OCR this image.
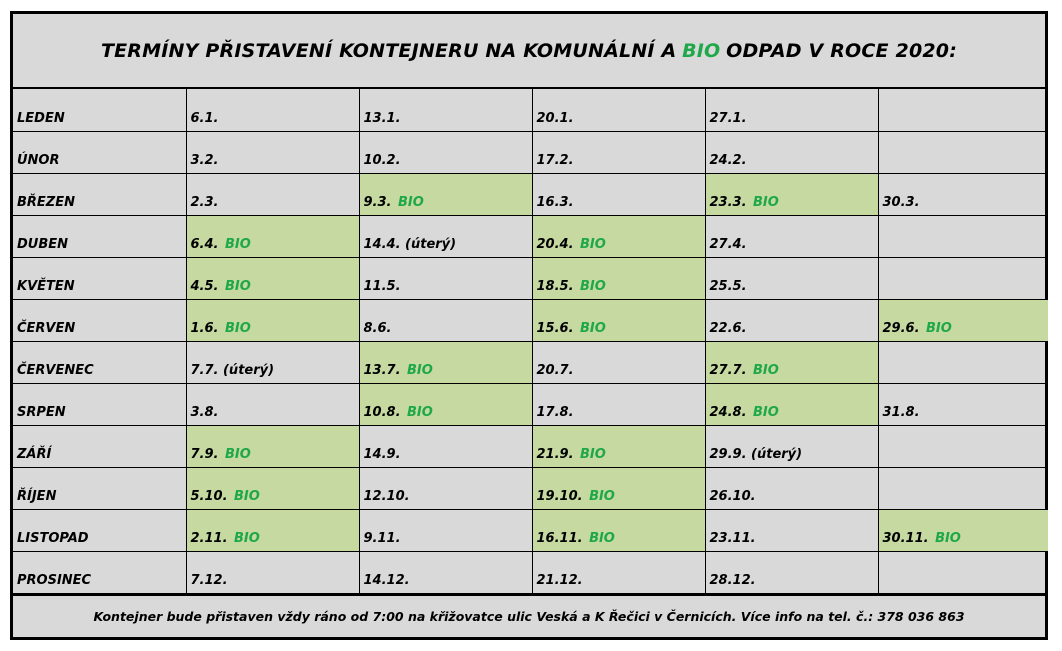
TERMÍNY PŘISTAVENÍ KONTEJNERU NA KOMUNÁLNÍ A BIO ODPAD V ROCE 2020:
LEDEN	6.1.	13.1.	20.1.	27.1.	
ÚNOR	3.2.	10.2.	17.2.	24.2.	
BŘEZEN	2.3.	9.3. BIO	16.3.	23.3. BIO	30.3.
DUBEN	6.4. BIO	14.4. (úterý)	20.4. BIO	27.4.	
KVĚTEN	4.5. BIO	11.5.	18.5. BIO	25.5.	
ČERVEN	1.6. BIO	8.6.	15.6. BIO	22.6.	29.6. BIO
ČERVENEC	7.7. (úterý)	13.7. BIO	20.7.	27.7. BIO	
SRPEN	3.8.	10.8. BIO	17.8.	24.8. BIO	31.8.
ZÁŘÍ	7.9. BIO	14.9.	21.9. BIO	29.9. (úterý)	
ŘÍJEN	5.10. BIO	12.10.	19.10. BIO	26.10.	
LISTOPAD	2.11. BIO	9.11.	16.11. BIO	23.11.	30.11. BIO
PROSINEC	7.12.	14.12.	21.12.	28.12.	
Kontejner bude přistaven vždy ráno od 7:00 na křižovatce ulic Veská a K Řečici v Černicích. Více info na tel. č.: 378 036 863
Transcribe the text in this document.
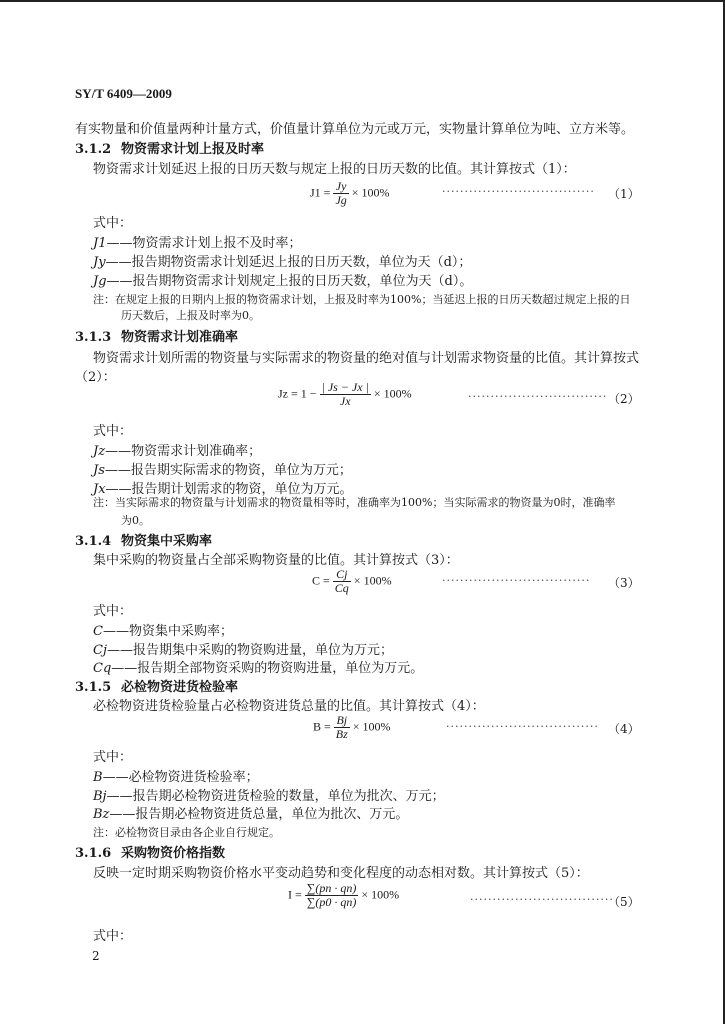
SY/T 6409—2009
有实物量和价值量两种计量方式，价值量计算单位为元或万元，实物量计算单位为吨、立方米等。
3.1.2 物资需求计划上报及时率
物资需求计划延迟上报的日历天数与规定上报的日历天数的比值。其计算按式（1）：
$J1 = \frac{Jy}{Jg} \times 100\%$	·································· （1）
式中：
J1——物资需求计划上报不及时率；
Jy——报告期物资需求计划延迟上报的日历天数，单位为天（d）；
Jg——报告期物资需求计划规定上报的日历天数，单位为天（d）。
注：在规定上报的日期内上报的物资需求计划，上报及时率为100%；当延迟上报的日历天数超过规定上报的日
历天数后，上报及时率为0。
3.1.3 物资需求计划准确率
物资需求计划所需的物资量与实际需求的物资量的绝对值与计划需求物资量的比值。其计算按式
（2）：
$Jz = 1 - \frac{| Js - Jx |}{Jx} \times 100\%$	······························· （2）
式中：
Jz——物资需求计划准确率；
Js——报告期实际需求的物资，单位为万元；
Jx——报告期计划需求的物资，单位为万元。
注：当实际需求的物资量与计划需求的物资量相等时，准确率为100%；当实际需求的物资量为0时，准确率
为0。
3.1.4 物资集中采购率
集中采购的物资量占全部采购物资量的比值。其计算按式（3）：
$C = \frac{Cj}{Cq} \times 100\%$	································· （3）
式中：
C——物资集中采购率；
Cj——报告期集中采购的物资购进量，单位为万元；
Cq——报告期全部物资采购的物资购进量，单位为万元。
3.1.5 必检物资进货检验率
必检物资进货检验量占必检物资进货总量的比值。其计算按式（4）：
$B = \frac{Bj}{Bz} \times 100\%$	·································· （4）
式中：
B——必检物资进货检验率；
Bj——报告期必检物资进货检验的数量，单位为批次、万元；
Bz——报告期必检物资进货总量，单位为批次、万元。
注：必检物资目录由各企业自行规定。
3.1.6 采购物资价格指数
反映一定时期采购物资价格水平变动趋势和变化程度的动态相对数。其计算按式（5）：
$I = \frac{\sum(pn \cdot qn)}{\sum(p0 \cdot qn)} \times 100\%$	································
（5）
式中：
2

═══

**Directions:**
Without including any pictures, output all the entries above exactly.

**Response for this exercise:**
OCR this image.
TERMÍNY PŘISTAVENÍ KONTEJNERU NA KOMUNÁLNÍ A BIO ODPAD V ROCE 2020:
LEDEN	6.1.	13.1.	20.1.	27.1.	
ÚNOR	3.2.	10.2.	17.2.	24.2.	
BŘEZEN	2.3.	9.3. BIO	16.3.	23.3. BIO	30.3.
DUBEN	6.4. BIO	14.4. (úterý)	20.4. BIO	27.4.	
KVĚTEN	4.5. BIO	11.5.	18.5. BIO	25.5.	
ČERVEN	1.6. BIO	8.6.	15.6. BIO	22.6.	29.6. BIO
ČERVENEC	7.7. (úterý)	13.7. BIO	20.7.	27.7. BIO	
SRPEN	3.8.	10.8. BIO	17.8.	24.8. BIO	31.8.
ZÁŘÍ	7.9. BIO	14.9.	21.9. BIO	29.9. (úterý)	
ŘÍJEN	5.10. BIO	12.10.	19.10. BIO	26.10.	
LISTOPAD	2.11. BIO	9.11.	16.11. BIO	23.11.	30.11. BIO
PROSINEC	7.12.	14.12.	21.12.	28.12.	
Kontejner bude přistaven vždy ráno od 7:00 na křižovatce ulic Veská a K Řečici v Černicích. Více info na tel. č.: 378 036 863
Transcribe the text in this document.
SY/T 6409—2009
有实物量和价值量两种计量方式，价值量计算单位为元或万元，实物量计算单位为吨、立方米等。
3.1.2 物资需求计划上报及时率
物资需求计划延迟上报的日历天数与规定上报的日历天数的比值。其计算按式（1）：
$J1 = \frac{Jy}{Jg} \times 100\%$	·································· （1）
式中：
J1——物资需求计划上报不及时率；
Jy——报告期物资需求计划延迟上报的日历天数，单位为天（d）；
Jg——报告期物资需求计划规定上报的日历天数，单位为天（d）。
注：在规定上报的日期内上报的物资需求计划，上报及时率为100%；当延迟上报的日历天数超过规定上报的日
历天数后，上报及时率为0。
3.1.3 物资需求计划准确率
物资需求计划所需的物资量与实际需求的物资量的绝对值与计划需求物资量的比值。其计算按式
（2）：
$Jz = 1 - \frac{| Js - Jx |}{Jx} \times 100\%$	······························· （2）
式中：
Jz——物资需求计划准确率；
Js——报告期实际需求的物资，单位为万元；
Jx——报告期计划需求的物资，单位为万元。
注：当实际需求的物资量与计划需求的物资量相等时，准确率为100%；当实际需求的物资量为0时，准确率
为0。
3.1.4 物资集中采购率
集中采购的物资量占全部采购物资量的比值。其计算按式（3）：
$C = \frac{Cj}{Cq} \times 100\%$	································· （3）
式中：
C——物资集中采购率；
Cj——报告期集中采购的物资购进量，单位为万元；
Cq——报告期全部物资采购的物资购进量，单位为万元。
3.1.5 必检物资进货检验率
必检物资进货检验量占必检物资进货总量的比值。其计算按式（4）：
$B = \frac{Bj}{Bz} \times 100\%$	·································· （4）
式中：
B——必检物资进货检验率；
Bj——报告期必检物资进货检验的数量，单位为批次、万元；
Bz——报告期必检物资进货总量，单位为批次、万元。
注：必检物资目录由各企业自行规定。
3.1.6 采购物资价格指数
反映一定时期采购物资价格水平变动趋势和变化程度的动态相对数。其计算按式（5）：
$I = \frac{\sum(pn \cdot qn)}{\sum(p0 \cdot qn)} \times 100\%$	································
（5）
式中：
2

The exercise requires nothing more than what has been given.